- **Description of the task**: Reproduce every entry exactly.

- **Data supplied**:
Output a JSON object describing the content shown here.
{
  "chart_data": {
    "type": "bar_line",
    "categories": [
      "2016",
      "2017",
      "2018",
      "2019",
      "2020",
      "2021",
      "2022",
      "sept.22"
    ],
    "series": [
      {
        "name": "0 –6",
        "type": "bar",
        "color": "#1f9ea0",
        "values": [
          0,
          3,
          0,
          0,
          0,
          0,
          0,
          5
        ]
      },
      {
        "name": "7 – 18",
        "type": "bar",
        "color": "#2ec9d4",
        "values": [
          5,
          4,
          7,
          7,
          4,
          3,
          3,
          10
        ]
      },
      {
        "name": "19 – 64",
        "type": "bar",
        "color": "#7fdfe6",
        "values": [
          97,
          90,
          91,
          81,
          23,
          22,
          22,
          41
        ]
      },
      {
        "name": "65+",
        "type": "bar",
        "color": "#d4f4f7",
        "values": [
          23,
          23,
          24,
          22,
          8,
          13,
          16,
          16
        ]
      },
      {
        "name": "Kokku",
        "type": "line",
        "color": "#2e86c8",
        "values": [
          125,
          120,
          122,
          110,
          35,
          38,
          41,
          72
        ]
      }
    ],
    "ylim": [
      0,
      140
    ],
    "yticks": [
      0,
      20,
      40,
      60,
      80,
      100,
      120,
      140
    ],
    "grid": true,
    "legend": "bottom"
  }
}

- **Full answer**:
Output a JSON object describing the content shown here.
{
  "chart_data": {
    "type": "bar_line",
    "categories": [
      "2016",
      "2017",
      "2018",
      "2019",
      "2020",
      "2021",
      "2022",
      "sept.22"
    ],
    "series": [
      {
        "name": "0 –6",
        "type": "bar",
        "color": "#1f9ea0",
        "values": [
          0,
          3,
          0,
          0,
          0,
          0,
          0,
          5
        ]
      },
      {
        "name": "7 – 18",
        "type": "bar",
        "color": "#2ec9d4",
        "values": [
          5,
          4,
          7,
          7,
          4,
          3,
          3,
          10
        ]
      },
      {
        "name": "19 – 64",
        "type": "bar",
        "color": "#7fdfe6",
        "values": [
          97,
          90,
          91,
          81,
          23,
          22,
          22,
          41
        ]
      },
      {
        "name": "65+",
        "type": "bar",
        "color": "#d4f4f7",
        "values": [
          23,
          23,
          24,
          22,
          8,
          13,
          16,
          16
        ]
      },
      {
        "name": "Kokku",
        "type": "line",
        "color": "#2e86c8",
        "values": [
          125,
          120,
          122,
          110,
          35,
          38,
          41,
          72
        ]
      }
    ],
    "ylim": [
      0,
      140
    ],
    "yticks": [
      0,
      20,
      40,
      60,
      80,
      100,
      120,
      140
    ],
    "grid": true,
    "legend": "bottom"
  }
}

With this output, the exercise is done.